Goal of the exercise: How many lines of the data hold the word "Extract"? State the number and nothing else.

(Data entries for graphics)
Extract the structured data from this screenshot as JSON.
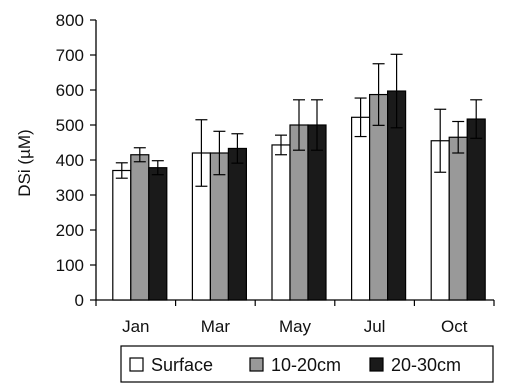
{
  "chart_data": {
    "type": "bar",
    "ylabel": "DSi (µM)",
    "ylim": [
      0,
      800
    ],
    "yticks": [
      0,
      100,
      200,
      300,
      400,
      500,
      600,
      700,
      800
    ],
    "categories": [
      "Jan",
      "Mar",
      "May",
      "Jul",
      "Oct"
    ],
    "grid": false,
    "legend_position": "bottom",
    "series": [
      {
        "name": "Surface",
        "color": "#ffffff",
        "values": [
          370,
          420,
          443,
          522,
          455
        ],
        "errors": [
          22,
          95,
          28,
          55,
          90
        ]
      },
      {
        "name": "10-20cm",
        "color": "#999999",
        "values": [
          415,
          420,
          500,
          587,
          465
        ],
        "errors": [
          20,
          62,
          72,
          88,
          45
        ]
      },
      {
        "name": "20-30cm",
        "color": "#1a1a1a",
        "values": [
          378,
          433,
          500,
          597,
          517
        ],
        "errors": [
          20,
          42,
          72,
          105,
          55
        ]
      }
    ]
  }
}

...

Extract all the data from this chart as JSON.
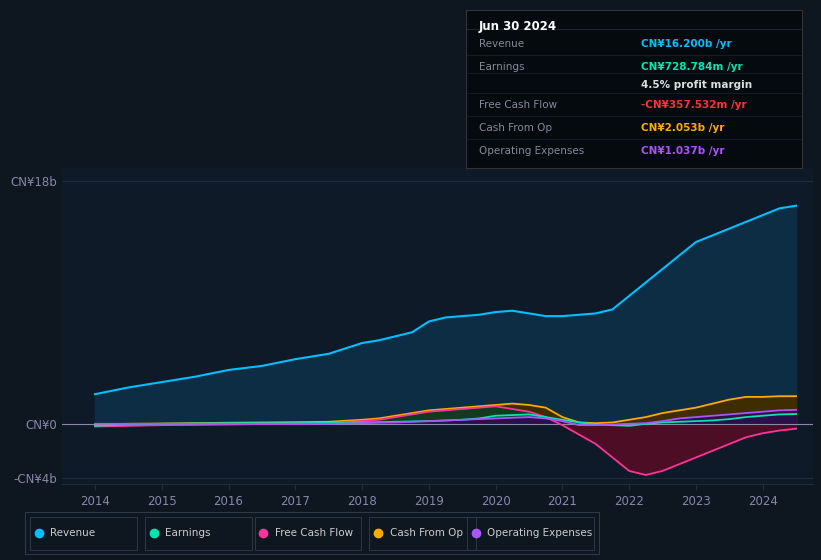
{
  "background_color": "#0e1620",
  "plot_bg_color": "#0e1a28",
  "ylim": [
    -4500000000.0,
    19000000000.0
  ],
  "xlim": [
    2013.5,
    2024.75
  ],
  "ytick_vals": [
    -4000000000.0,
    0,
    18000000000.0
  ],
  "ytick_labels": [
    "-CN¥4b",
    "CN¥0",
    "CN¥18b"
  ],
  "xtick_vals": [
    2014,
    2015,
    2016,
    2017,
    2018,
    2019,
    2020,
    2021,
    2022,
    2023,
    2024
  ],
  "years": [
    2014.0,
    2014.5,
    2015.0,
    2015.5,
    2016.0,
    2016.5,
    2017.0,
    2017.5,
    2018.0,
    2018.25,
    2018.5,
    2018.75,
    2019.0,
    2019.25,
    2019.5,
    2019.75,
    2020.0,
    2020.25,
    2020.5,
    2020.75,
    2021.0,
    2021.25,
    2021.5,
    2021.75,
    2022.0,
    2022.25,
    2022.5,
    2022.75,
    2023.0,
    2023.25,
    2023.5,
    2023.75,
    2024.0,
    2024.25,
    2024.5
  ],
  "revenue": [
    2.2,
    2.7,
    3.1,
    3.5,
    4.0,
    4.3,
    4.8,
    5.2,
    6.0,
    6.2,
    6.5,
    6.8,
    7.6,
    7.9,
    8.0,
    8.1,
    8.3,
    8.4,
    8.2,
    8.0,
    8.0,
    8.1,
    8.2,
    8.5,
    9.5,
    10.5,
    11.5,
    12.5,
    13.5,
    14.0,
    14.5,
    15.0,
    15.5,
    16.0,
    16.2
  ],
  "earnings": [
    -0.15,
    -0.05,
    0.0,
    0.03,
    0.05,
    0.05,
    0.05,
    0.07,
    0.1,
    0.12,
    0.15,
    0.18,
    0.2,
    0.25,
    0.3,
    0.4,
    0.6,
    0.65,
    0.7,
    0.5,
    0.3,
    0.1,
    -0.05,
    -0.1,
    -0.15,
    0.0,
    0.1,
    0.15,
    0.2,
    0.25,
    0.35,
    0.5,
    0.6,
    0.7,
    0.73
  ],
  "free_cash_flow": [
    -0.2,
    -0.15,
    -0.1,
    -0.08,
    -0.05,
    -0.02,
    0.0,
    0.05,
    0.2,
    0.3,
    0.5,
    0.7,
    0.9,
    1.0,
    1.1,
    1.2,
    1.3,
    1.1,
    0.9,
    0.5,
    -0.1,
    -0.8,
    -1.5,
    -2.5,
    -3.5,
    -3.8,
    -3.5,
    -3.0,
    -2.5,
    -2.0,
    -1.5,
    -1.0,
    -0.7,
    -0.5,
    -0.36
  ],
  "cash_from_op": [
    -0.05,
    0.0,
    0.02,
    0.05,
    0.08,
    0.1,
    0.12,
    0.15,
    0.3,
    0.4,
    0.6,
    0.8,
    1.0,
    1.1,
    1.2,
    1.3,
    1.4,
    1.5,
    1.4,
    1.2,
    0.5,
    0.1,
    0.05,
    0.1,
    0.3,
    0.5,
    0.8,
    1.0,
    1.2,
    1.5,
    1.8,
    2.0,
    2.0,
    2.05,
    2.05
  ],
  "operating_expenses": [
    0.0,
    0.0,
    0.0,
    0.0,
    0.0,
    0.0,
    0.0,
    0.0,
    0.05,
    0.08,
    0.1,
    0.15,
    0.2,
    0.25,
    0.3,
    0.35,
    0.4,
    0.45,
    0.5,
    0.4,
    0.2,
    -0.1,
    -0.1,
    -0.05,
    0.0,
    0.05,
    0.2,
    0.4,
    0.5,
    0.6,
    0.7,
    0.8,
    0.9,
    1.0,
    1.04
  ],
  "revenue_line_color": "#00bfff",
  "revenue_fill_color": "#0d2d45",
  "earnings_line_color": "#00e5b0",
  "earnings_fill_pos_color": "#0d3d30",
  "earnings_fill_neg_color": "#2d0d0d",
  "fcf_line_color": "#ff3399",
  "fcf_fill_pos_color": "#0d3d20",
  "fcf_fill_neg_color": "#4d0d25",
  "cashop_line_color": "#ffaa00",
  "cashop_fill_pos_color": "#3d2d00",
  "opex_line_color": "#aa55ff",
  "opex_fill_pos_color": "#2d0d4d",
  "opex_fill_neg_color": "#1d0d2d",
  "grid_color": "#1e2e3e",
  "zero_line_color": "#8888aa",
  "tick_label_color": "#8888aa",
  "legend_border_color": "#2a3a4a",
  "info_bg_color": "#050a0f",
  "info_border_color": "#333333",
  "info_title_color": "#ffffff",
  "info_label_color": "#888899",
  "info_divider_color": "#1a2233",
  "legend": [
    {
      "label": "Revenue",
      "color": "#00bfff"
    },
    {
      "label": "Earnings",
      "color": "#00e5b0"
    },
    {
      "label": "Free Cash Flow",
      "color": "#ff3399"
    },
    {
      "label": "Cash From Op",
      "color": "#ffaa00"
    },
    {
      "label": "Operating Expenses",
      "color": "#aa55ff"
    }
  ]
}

Result: 2